## Task brief:
Your job is to restate each entry word for word.

## Exercise material:
^^^^^^^^^^^^^^^^
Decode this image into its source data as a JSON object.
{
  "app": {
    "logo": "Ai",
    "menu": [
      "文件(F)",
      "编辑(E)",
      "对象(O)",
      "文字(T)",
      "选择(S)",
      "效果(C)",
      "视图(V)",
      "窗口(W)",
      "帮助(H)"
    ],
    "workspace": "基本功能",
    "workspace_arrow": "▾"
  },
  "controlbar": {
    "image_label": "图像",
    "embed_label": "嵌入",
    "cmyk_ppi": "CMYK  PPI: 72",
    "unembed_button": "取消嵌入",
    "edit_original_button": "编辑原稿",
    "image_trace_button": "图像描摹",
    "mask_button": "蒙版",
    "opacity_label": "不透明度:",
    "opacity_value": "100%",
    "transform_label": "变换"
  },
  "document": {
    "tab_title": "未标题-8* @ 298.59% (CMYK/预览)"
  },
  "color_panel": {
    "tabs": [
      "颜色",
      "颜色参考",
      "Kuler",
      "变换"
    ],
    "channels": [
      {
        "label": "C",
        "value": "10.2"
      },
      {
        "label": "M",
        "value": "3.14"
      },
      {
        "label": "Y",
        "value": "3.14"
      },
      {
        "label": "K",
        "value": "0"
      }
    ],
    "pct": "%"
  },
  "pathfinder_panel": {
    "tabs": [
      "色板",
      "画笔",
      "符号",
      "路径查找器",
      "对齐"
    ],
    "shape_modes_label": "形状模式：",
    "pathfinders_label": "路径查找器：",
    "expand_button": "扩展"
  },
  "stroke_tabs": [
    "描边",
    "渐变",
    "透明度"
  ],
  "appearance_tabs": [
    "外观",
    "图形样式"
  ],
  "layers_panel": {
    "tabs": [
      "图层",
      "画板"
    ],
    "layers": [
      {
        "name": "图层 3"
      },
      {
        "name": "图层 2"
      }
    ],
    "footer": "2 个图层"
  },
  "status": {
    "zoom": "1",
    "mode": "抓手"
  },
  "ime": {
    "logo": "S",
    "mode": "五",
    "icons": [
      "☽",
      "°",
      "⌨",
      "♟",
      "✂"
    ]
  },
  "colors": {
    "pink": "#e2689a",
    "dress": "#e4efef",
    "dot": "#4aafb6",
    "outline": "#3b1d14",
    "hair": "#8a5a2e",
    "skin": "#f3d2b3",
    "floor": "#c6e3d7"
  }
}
^^^^^^^^^^^^^^^^
## Task solution:
Decode this image into its source data as a JSON object.
{
  "app": {
    "logo": "Ai",
    "menu": [
      "文件(F)",
      "编辑(E)",
      "对象(O)",
      "文字(T)",
      "选择(S)",
      "效果(C)",
      "视图(V)",
      "窗口(W)",
      "帮助(H)"
    ],
    "workspace": "基本功能",
    "workspace_arrow": "▾"
  },
  "controlbar": {
    "image_label": "图像",
    "embed_label": "嵌入",
    "cmyk_ppi": "CMYK  PPI: 72",
    "unembed_button": "取消嵌入",
    "edit_original_button": "编辑原稿",
    "image_trace_button": "图像描摹",
    "mask_button": "蒙版",
    "opacity_label": "不透明度:",
    "opacity_value": "100%",
    "transform_label": "变换"
  },
  "document": {
    "tab_title": "未标题-8* @ 298.59% (CMYK/预览)"
  },
  "color_panel": {
    "tabs": [
      "颜色",
      "颜色参考",
      "Kuler",
      "变换"
    ],
    "channels": [
      {
        "label": "C",
        "value": "10.2"
      },
      {
        "label": "M",
        "value": "3.14"
      },
      {
        "label": "Y",
        "value": "3.14"
      },
      {
        "label": "K",
        "value": "0"
      }
    ],
    "pct": "%"
  },
  "pathfinder_panel": {
    "tabs": [
      "色板",
      "画笔",
      "符号",
      "路径查找器",
      "对齐"
    ],
    "shape_modes_label": "形状模式：",
    "pathfinders_label": "路径查找器：",
    "expand_button": "扩展"
  },
  "stroke_tabs": [
    "描边",
    "渐变",
    "透明度"
  ],
  "appearance_tabs": [
    "外观",
    "图形样式"
  ],
  "layers_panel": {
    "tabs": [
      "图层",
      "画板"
    ],
    "layers": [
      {
        "name": "图层 3"
      },
      {
        "name": "图层 2"
      }
    ],
    "footer": "2 个图层"
  },
  "status": {
    "zoom": "1",
    "mode": "抓手"
  },
  "ime": {
    "logo": "S",
    "mode": "五",
    "icons": [
      "☽",
      "°",
      "⌨",
      "♟",
      "✂"
    ]
  },
  "colors": {
    "pink": "#e2689a",
    "dress": "#e4efef",
    "dot": "#4aafb6",
    "outline": "#3b1d14",
    "hair": "#8a5a2e",
    "skin": "#f3d2b3",
    "floor": "#c6e3d7"
  }
}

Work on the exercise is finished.